== TO BE DONE ==
State how many lines of the entries include the string "Ward", please, leaving out everything but the number.

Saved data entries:

══════════

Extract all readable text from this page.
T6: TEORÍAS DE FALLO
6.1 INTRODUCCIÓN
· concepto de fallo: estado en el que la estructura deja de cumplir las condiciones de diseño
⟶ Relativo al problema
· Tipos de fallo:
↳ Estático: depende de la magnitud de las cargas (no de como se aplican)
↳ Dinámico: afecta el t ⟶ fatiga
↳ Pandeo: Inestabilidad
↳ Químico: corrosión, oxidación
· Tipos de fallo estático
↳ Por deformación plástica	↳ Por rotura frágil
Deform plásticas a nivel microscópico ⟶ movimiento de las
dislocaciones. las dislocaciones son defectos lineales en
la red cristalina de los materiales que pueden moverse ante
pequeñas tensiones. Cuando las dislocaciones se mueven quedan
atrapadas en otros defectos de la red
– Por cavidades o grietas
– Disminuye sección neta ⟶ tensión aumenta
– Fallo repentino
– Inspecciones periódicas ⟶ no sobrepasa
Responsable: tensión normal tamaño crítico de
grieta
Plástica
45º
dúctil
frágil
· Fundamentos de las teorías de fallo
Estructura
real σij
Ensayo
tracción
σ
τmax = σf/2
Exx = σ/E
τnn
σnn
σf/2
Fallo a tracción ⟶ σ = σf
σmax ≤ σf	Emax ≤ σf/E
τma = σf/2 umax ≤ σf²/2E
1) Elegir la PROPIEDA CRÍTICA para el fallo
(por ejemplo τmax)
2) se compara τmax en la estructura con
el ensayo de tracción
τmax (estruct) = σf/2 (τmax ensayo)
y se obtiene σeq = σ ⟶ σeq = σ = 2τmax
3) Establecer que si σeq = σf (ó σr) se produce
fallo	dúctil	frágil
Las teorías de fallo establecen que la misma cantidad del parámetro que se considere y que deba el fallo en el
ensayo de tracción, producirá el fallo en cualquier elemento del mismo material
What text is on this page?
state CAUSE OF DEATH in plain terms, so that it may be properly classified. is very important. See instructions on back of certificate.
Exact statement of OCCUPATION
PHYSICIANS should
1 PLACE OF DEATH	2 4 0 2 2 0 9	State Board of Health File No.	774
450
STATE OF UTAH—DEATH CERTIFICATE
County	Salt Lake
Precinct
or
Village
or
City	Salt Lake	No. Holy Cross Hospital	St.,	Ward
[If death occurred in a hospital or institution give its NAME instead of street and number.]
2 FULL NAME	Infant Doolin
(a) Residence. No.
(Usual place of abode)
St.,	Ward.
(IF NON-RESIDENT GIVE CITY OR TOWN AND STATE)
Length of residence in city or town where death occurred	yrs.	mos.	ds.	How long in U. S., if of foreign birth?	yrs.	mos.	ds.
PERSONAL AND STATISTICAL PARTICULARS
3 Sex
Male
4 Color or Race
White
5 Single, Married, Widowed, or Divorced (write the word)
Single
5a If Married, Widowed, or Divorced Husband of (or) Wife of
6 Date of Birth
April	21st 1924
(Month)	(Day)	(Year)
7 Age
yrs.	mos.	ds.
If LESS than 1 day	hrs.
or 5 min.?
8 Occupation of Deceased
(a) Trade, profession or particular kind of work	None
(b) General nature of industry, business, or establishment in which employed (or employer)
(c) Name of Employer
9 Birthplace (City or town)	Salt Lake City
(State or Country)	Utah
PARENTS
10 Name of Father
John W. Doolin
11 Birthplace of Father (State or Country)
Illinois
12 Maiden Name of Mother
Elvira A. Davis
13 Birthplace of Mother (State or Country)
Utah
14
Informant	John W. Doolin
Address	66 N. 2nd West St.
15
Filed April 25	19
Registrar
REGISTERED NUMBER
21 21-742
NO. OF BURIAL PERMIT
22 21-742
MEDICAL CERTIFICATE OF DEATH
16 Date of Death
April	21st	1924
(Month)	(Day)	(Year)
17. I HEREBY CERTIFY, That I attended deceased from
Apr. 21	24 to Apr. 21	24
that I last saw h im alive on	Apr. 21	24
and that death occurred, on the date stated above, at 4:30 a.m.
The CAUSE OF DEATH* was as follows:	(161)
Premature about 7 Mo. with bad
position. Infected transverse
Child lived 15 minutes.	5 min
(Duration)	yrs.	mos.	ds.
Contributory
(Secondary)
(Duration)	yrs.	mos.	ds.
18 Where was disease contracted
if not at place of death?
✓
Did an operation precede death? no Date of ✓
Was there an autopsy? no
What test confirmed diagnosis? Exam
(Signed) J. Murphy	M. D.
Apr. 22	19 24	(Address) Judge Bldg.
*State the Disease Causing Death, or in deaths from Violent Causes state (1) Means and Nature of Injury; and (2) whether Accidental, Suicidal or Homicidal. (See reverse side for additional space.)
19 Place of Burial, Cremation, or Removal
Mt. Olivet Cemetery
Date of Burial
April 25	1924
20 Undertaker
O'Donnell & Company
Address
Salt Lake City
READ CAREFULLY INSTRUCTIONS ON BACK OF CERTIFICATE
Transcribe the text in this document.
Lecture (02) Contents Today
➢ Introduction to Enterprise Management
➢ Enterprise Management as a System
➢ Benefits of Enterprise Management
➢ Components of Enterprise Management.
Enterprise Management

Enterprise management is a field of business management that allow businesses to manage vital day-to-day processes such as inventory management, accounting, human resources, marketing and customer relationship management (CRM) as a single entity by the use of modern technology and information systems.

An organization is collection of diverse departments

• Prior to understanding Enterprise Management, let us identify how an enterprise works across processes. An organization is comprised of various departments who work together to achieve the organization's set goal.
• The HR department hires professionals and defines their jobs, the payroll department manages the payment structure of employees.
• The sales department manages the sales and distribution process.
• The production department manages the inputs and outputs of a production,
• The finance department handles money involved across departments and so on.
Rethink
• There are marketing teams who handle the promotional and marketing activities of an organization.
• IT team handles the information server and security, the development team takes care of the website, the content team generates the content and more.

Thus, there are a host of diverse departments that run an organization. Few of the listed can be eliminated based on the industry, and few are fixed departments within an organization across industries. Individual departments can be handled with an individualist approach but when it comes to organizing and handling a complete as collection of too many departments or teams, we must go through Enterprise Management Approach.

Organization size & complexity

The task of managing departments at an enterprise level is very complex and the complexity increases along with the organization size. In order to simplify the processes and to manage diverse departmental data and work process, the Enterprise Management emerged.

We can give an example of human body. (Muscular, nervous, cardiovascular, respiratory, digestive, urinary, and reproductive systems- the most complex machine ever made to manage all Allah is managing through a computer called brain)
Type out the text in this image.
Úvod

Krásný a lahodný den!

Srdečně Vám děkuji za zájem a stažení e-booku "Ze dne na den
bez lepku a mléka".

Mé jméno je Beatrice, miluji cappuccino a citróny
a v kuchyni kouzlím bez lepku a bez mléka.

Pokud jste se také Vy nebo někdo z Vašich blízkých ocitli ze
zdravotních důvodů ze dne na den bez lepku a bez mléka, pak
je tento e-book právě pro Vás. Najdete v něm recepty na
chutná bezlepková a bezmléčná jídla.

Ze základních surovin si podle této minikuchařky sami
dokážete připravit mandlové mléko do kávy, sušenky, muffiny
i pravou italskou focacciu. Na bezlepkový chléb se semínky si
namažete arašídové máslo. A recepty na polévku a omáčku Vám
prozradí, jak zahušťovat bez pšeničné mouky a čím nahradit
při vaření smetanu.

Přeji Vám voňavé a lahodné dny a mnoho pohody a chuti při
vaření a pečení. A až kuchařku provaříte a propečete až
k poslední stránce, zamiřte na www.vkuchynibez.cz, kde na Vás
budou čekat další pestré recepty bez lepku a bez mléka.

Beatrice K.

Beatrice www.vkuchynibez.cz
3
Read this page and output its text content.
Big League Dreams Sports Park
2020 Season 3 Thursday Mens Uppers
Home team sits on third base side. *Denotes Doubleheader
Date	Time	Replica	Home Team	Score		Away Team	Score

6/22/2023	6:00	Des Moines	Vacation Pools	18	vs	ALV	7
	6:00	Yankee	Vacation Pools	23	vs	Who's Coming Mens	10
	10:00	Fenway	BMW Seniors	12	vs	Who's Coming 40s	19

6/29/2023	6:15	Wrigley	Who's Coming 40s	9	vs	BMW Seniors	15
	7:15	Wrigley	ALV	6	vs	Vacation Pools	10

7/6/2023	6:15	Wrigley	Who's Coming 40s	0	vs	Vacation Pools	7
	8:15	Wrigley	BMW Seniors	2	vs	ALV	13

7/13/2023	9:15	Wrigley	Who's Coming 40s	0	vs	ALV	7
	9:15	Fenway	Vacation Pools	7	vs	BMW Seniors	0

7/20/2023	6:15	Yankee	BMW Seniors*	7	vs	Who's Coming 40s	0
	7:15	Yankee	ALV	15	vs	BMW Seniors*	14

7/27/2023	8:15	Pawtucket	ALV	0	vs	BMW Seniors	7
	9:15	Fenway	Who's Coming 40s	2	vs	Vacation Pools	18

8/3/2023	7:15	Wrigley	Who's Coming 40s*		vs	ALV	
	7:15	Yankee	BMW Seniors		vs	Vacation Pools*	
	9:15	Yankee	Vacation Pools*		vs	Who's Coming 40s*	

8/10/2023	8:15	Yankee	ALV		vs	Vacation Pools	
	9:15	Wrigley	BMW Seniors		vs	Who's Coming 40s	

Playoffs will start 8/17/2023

══════════

== CORRECT OUTPUT ==
2